任务:
[A] 请根据这段 sklearn 代码回答以下问题：
(i) 在“(4). 独热码”下方的说明中，将众多不同的字符串变成数字有什么好处？
(ii) 变量 X_lastwinner 由哪几个特征列构成？
(iii) 创建 DecisionTreeClassifier 时，random_state 被设为多少？
[B] 请逐字誊写这段 sklearn 代码中以“X_teams = np.vstack([home_teams, visitor_teams]).T”开始、以“clf = DecisionTreeClassifier(random_state=14)”结束的部分。
[C] 请从这段 sklearn 代码的末尾接着往下写。

正文:
===============

X_previouswins = dataset[["HomeLastWin", "VisitorLastWin"]].values #the train samples
X_homehigher = dataset[["HomeLastWin", "VisitorLastWin","HomeTeamRanksHigher"]].values # train dataset
X_lastwinner = dataset[["HomeLastWin", "VisitorLastWin","HomeTeamRanksHigher", "HomeTeamWonLast"]].values

scores_p = cross_val_score(estimator, X_previouswins, y_true,scoring='accuracy') # fit & predict by cross validation
scores_h = cross_val_score(estimator, X_homehigher, y_true,scoring='accuracy') #fit & predict by cross validation
scores_l = cross_val_score(estimator, X_lastwinner, y_true,scoring='accuracy')

print("when features are HomeLastWin&VisitorLastWin ,the accuracy is: {0:.1f}%".format(np.mean(scores_p) * 100))
print("when features are HomeLastWin&VisitorLastWin&HomeTeamRanksHigher ,the accuracy is: {0:.1f}%".format(np.mean(scores_h) * 100))
print("when features are HomeLastWin&VisitorLastWin&HomeTeamRanksHigher&HomeTeamWonLast ,the accuracy is: {0:.1f}%".format(np.mean(scores_l) * 100))

(4). 独热码
将众多不同的字符串变成数字，处理速度更快。

from sklearn.preprocessing import LabelEncoder
encoding = LabelEncoder()
encoding.fit(dataset["Home Team"].values)
home_teams = encoding.transform(dataset["Home Team"].values)# change strings to int to increase efficiency
visitor_teams = encoding.transform(dataset["Visitor Team"].values)
X_teams = np.vstack([home_teams, visitor_teams]).T
from sklearn.preprocessing import OneHotEncoder
onehot = OneHotEncoder() # change int to onehotencoder to remove continuity
X_teams_expanded = onehot.fit_transform(X_teams).todense()
clf = DecisionTreeClassifier(random_state=14)
scores = cross_val_score(estimator, X_teams_expanded, y_true,scoring='accuracy')

===============

数据集摘录:
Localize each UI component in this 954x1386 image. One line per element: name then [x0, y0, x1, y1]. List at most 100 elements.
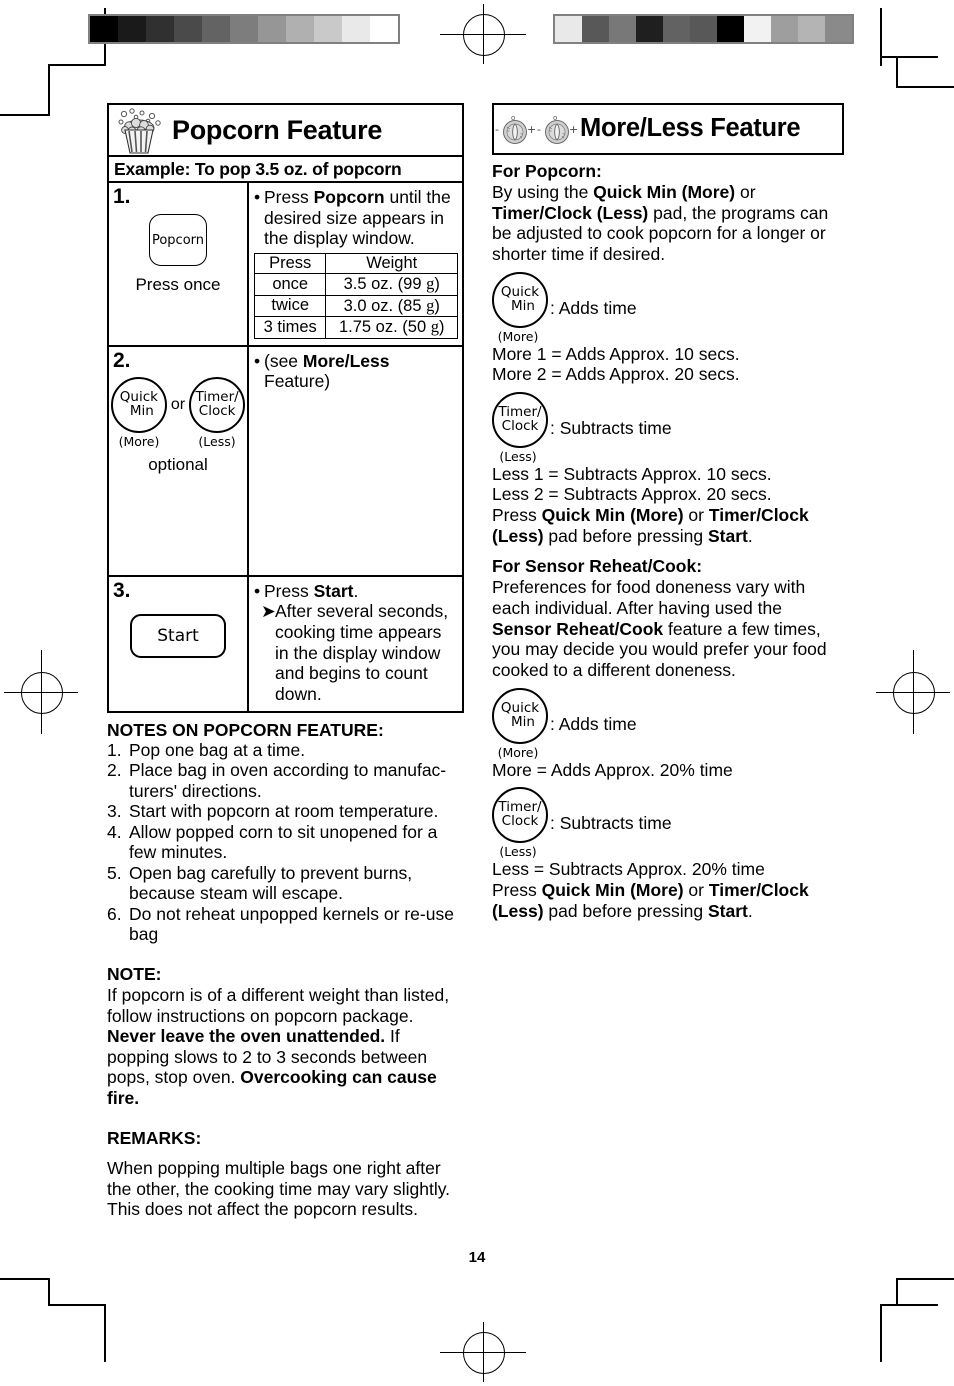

===============

答案列表:
[A]
(i) 处理速度更快。
(ii) HomeLastWin、VisitorLastWin、HomeTeamRanksHigher、HomeTeamWonLast。
(iii) 14。

[B]
X_teams = np.vstack([home_teams, visitor_teams]).T
from sklearn.preprocessing import OneHotEncoder
onehot = OneHotEncoder() # change int to onehotencoder to remove continuity
X_teams_expanded = onehot.fit_transform(X_teams).todense()
clf = DecisionTreeClassifier(random_state=14)

[C]
print("onehotencoder accuracy: {0:.1f}%".format(np.mean(scores) * 100))

(5). 随机森林（很多树共同决策）

from sklearn.ensemble import RandomForestClassifier #random forests
estimator = RandomForestClassifier(random_state=14)
scores = cross_val_score(estimator, X_teams, y_true, scoring='accuracy')
print("random forests,the accuracy is: {0:.1f}%".format(np.mean(scores) * 100))

X_all = np.hstack([X_lastwinner, X_teams])#train data using all features
scores = cross_val_score(estimator, X_all, y_true, scoring='accuracy')
print("random forests using all features accuracy: {0:.1f}%".format(np.mean(scores) * 100))

(6). 重头戏之二：调参
在这里可以体会调参的神奇。使用GridSearchCV可让Python在给定的参数空间中自行寻找最佳参数，并可通过best_estimator_ 打印出来。

parameter_space = {
"max_features": [2, 4, 'auto'],
"n_estimators": [100,],
"criterion": ["gini", "entropy"],
"min_samples_leaf": [2, 4, 6],
}
from sklearn.model_selection import GridSearchCV
grid = GridSearchCV(estimator, parameter_space)
grid.fit(X_all, y_true)
print("random forests using all features and change parameters accuracy: {0:.1f}%".format(grid.best_score_ * 100))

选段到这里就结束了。